**To do:**
Within the records below, find each line that holds the string "platforms", then copy it.
-- start of Records to use --
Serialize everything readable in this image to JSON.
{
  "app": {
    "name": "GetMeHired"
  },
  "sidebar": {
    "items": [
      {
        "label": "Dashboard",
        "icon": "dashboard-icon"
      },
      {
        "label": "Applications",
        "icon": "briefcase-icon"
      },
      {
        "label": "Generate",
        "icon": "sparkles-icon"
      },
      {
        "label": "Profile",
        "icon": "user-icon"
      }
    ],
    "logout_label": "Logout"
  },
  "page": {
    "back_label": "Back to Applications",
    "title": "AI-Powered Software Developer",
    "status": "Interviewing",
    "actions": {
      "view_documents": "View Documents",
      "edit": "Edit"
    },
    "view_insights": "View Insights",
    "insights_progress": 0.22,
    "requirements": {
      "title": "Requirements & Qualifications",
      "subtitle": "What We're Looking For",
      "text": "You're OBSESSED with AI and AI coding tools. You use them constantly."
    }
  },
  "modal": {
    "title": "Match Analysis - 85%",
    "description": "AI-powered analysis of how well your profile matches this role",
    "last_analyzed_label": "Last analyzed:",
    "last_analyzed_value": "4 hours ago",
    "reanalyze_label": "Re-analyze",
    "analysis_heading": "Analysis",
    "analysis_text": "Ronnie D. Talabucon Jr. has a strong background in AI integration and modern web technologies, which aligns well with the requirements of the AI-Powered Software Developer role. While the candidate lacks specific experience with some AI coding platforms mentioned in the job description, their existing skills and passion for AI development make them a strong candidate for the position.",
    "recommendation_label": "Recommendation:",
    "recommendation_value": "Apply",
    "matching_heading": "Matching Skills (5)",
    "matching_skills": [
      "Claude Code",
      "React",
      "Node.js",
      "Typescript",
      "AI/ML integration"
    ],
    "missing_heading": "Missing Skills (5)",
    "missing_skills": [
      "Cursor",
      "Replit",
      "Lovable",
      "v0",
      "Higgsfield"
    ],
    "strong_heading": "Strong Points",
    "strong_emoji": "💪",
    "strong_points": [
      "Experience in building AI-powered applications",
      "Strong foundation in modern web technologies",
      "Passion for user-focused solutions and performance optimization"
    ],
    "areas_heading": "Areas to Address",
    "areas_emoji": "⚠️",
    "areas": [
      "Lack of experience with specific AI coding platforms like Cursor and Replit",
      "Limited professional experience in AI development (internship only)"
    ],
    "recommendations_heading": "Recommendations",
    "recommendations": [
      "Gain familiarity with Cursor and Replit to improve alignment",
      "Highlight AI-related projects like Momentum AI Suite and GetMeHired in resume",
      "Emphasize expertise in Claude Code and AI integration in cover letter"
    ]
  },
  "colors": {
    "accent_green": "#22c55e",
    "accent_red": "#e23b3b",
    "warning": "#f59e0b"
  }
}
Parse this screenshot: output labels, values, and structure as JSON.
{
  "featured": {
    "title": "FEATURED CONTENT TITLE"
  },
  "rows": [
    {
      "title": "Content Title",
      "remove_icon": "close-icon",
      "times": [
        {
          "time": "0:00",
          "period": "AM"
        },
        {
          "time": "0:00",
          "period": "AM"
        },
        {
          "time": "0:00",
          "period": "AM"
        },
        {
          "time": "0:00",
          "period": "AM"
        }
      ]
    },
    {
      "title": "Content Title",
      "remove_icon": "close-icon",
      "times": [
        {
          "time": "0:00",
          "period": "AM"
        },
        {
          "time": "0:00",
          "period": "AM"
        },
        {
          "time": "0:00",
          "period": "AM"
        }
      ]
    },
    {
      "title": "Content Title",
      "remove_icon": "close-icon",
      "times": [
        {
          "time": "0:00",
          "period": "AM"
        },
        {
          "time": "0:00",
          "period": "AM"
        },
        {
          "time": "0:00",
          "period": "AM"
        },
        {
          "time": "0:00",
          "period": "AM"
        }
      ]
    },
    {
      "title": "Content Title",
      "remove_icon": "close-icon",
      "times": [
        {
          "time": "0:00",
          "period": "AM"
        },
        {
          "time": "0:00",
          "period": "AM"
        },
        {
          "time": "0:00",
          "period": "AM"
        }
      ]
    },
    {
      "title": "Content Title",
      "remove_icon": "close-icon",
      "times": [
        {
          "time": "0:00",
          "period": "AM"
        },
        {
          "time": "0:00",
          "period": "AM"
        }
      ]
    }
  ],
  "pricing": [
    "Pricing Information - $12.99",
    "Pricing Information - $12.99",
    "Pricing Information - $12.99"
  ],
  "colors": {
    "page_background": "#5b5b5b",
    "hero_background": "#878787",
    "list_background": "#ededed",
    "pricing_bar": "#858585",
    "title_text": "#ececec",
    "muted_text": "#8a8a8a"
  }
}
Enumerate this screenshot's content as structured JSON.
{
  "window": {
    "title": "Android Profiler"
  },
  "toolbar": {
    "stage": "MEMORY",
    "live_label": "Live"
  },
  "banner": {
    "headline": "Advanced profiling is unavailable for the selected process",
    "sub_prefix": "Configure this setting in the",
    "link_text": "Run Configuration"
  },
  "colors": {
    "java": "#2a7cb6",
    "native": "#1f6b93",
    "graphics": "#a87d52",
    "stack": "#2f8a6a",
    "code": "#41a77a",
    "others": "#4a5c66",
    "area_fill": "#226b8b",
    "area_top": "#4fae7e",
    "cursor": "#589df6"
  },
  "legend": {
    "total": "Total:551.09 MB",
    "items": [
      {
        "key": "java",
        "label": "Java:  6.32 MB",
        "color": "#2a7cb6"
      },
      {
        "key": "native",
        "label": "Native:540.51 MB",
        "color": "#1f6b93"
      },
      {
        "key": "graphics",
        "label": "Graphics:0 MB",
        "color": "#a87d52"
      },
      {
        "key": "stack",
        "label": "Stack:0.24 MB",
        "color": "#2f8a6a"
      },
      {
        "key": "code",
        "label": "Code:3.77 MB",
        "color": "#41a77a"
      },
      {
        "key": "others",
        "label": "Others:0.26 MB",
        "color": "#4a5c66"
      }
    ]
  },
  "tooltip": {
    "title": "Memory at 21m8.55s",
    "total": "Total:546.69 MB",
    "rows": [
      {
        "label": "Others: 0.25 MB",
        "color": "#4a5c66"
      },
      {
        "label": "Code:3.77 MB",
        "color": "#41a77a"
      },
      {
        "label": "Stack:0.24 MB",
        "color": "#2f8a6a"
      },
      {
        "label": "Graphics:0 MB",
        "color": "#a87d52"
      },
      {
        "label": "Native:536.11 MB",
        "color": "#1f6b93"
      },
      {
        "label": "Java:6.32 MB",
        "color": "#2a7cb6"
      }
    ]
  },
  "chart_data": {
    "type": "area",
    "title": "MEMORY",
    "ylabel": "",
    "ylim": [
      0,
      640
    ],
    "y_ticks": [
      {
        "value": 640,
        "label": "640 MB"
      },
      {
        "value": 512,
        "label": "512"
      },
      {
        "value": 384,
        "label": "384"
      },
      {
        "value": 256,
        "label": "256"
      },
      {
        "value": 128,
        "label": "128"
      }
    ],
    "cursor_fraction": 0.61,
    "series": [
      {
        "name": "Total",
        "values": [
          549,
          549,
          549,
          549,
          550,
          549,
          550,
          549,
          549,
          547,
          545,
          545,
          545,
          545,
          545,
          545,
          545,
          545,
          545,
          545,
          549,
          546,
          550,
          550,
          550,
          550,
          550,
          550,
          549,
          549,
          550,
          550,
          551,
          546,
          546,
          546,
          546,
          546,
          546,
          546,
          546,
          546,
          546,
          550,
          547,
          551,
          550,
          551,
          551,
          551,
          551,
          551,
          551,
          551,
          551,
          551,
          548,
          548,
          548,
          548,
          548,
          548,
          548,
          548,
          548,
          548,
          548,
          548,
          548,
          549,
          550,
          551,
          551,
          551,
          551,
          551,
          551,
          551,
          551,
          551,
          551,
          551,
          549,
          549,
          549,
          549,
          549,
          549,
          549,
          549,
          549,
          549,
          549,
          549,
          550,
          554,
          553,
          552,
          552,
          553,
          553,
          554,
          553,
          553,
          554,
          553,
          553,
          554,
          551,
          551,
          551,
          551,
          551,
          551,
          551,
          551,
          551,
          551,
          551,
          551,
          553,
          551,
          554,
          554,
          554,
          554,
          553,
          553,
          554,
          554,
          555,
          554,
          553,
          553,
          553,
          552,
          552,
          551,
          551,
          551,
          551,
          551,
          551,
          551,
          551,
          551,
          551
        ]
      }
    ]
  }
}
-- end of Records to use --
**Task result:**
    "analysis_text": "Ronnie D. Talabucon Jr. has a strong background in AI integration and modern web technologies, which aligns well with the requirements of the AI-Powered Software Developer role. While the candidate lacks specific experience with some AI coding platforms mentioned in the job description, their existing skills and passion for AI development make them a strong candidate for the position.",
      "Lack of experience with specific AI coding platforms like Cursor and Replit",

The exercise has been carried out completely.